**WHAT TO PRODUCE:**
Transcribe the records in full, keeping every character as it is.

**LISTED RECORDS:**

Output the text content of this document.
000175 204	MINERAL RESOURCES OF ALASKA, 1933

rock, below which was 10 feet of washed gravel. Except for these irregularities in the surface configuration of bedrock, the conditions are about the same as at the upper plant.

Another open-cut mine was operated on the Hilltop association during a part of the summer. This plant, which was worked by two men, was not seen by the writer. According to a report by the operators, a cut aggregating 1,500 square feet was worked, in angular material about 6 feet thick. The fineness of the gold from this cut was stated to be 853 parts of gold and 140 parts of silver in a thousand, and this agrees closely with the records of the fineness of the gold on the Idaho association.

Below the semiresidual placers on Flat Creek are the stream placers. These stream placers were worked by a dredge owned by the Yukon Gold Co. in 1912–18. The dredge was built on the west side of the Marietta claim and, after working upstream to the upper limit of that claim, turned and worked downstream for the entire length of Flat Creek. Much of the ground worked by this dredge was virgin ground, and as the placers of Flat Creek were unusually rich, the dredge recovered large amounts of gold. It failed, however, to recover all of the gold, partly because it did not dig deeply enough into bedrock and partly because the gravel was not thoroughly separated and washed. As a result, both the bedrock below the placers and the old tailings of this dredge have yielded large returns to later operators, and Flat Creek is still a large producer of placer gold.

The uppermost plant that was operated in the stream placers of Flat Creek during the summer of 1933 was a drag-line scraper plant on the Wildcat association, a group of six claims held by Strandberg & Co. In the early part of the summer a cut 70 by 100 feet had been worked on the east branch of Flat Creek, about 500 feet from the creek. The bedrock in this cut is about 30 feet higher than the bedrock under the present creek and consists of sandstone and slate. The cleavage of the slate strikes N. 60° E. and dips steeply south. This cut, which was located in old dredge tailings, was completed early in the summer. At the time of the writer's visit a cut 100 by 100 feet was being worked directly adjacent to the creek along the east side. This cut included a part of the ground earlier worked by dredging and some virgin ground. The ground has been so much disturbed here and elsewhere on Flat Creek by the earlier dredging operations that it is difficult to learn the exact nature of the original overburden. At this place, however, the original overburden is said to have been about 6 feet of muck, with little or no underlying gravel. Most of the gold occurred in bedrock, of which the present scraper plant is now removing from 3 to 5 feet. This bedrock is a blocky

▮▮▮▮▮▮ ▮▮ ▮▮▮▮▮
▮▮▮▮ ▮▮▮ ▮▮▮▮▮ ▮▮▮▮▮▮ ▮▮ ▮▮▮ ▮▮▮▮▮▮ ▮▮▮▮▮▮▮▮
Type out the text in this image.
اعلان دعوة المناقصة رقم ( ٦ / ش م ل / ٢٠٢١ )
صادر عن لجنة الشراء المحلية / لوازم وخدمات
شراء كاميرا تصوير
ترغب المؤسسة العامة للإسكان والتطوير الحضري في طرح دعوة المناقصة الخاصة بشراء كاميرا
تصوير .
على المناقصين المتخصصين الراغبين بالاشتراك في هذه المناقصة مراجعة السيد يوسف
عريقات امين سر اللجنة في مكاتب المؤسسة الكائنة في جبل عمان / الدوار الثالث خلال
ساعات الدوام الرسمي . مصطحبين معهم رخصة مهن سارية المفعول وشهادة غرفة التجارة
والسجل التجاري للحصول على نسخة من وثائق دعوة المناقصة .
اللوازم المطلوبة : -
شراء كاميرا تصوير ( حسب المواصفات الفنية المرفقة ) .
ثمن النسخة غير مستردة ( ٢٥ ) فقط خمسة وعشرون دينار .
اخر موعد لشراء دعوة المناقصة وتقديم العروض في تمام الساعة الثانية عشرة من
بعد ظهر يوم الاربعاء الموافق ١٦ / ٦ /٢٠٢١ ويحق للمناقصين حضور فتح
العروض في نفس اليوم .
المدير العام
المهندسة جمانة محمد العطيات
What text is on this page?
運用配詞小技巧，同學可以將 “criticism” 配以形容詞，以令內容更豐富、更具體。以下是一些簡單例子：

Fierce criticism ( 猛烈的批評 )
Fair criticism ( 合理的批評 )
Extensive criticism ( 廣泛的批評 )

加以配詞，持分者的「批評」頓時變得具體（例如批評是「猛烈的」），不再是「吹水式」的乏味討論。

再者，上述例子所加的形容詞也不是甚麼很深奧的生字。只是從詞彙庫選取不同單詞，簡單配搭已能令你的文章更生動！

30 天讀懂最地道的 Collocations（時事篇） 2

**ANSWER IN FULL:**
Output the text content of this document.
000175 204	MINERAL RESOURCES OF ALASKA, 1933

rock, below which was 10 feet of washed gravel. Except for these irregularities in the surface configuration of bedrock, the conditions are about the same as at the upper plant.

Another open-cut mine was operated on the Hilltop association during a part of the summer. This plant, which was worked by two men, was not seen by the writer. According to a report by the operators, a cut aggregating 1,500 square feet was worked, in angular material about 6 feet thick. The fineness of the gold from this cut was stated to be 853 parts of gold and 140 parts of silver in a thousand, and this agrees closely with the records of the fineness of the gold on the Idaho association.

Below the semiresidual placers on Flat Creek are the stream placers. These stream placers were worked by a dredge owned by the Yukon Gold Co. in 1912–18. The dredge was built on the west side of the Marietta claim and, after working upstream to the upper limit of that claim, turned and worked downstream for the entire length of Flat Creek. Much of the ground worked by this dredge was virgin ground, and as the placers of Flat Creek were unusually rich, the dredge recovered large amounts of gold. It failed, however, to recover all of the gold, partly because it did not dig deeply enough into bedrock and partly because the gravel was not thoroughly separated and washed. As a result, both the bedrock below the placers and the old tailings of this dredge have yielded large returns to later operators, and Flat Creek is still a large producer of placer gold.

The uppermost plant that was operated in the stream placers of Flat Creek during the summer of 1933 was a drag-line scraper plant on the Wildcat association, a group of six claims held by Strandberg & Co. In the early part of the summer a cut 70 by 100 feet had been worked on the east branch of Flat Creek, about 500 feet from the creek. The bedrock in this cut is about 30 feet higher than the bedrock under the present creek and consists of sandstone and slate. The cleavage of the slate strikes N. 60° E. and dips steeply south. This cut, which was located in old dredge tailings, was completed early in the summer. At the time of the writer's visit a cut 100 by 100 feet was being worked directly adjacent to the creek along the east side. This cut included a part of the ground earlier worked by dredging and some virgin ground. The ground has been so much disturbed here and elsewhere on Flat Creek by the earlier dredging operations that it is difficult to learn the exact nature of the original overburden. At this place, however, the original overburden is said to have been about 6 feet of muck, with little or no underlying gravel. Most of the gold occurred in bedrock, of which the present scraper plant is now removing from 3 to 5 feet. This bedrock is a blocky

▮▮▮▮▮▮ ▮▮ ▮▮▮▮▮
▮▮▮▮ ▮▮▮ ▮▮▮▮▮ ▮▮▮▮▮▮ ▮▮ ▮▮▮ ▮▮▮▮▮▮ ▮▮▮▮▮▮▮▮
Type out the text in this image.
اعلان دعوة المناقصة رقم ( ٦ / ش م ل / ٢٠٢١ )
صادر عن لجنة الشراء المحلية / لوازم وخدمات
شراء كاميرا تصوير
ترغب المؤسسة العامة للإسكان والتطوير الحضري في طرح دعوة المناقصة الخاصة بشراء كاميرا
تصوير .
على المناقصين المتخصصين الراغبين بالاشتراك في هذه المناقصة مراجعة السيد يوسف
عريقات امين سر اللجنة في مكاتب المؤسسة الكائنة في جبل عمان / الدوار الثالث خلال
ساعات الدوام الرسمي . مصطحبين معهم رخصة مهن سارية المفعول وشهادة غرفة التجارة
والسجل التجاري للحصول على نسخة من وثائق دعوة المناقصة .
اللوازم المطلوبة : -
شراء كاميرا تصوير ( حسب المواصفات الفنية المرفقة ) .
ثمن النسخة غير مستردة ( ٢٥ ) فقط خمسة وعشرون دينار .
اخر موعد لشراء دعوة المناقصة وتقديم العروض في تمام الساعة الثانية عشرة من
بعد ظهر يوم الاربعاء الموافق ١٦ / ٦ /٢٠٢١ ويحق للمناقصين حضور فتح
العروض في نفس اليوم .
المدير العام
المهندسة جمانة محمد العطيات
What text is on this page?
運用配詞小技巧，同學可以將 “criticism” 配以形容詞，以令內容更豐富、更具體。以下是一些簡單例子：

Fierce criticism ( 猛烈的批評 )
Fair criticism ( 合理的批評 )
Extensive criticism ( 廣泛的批評 )

加以配詞，持分者的「批評」頓時變得具體（例如批評是「猛烈的」），不再是「吹水式」的乏味討論。

再者，上述例子所加的形容詞也不是甚麼很深奧的生字。只是從詞彙庫選取不同單詞，簡單配搭已能令你的文章更生動！

30 天讀懂最地道的 Collocations（時事篇） 2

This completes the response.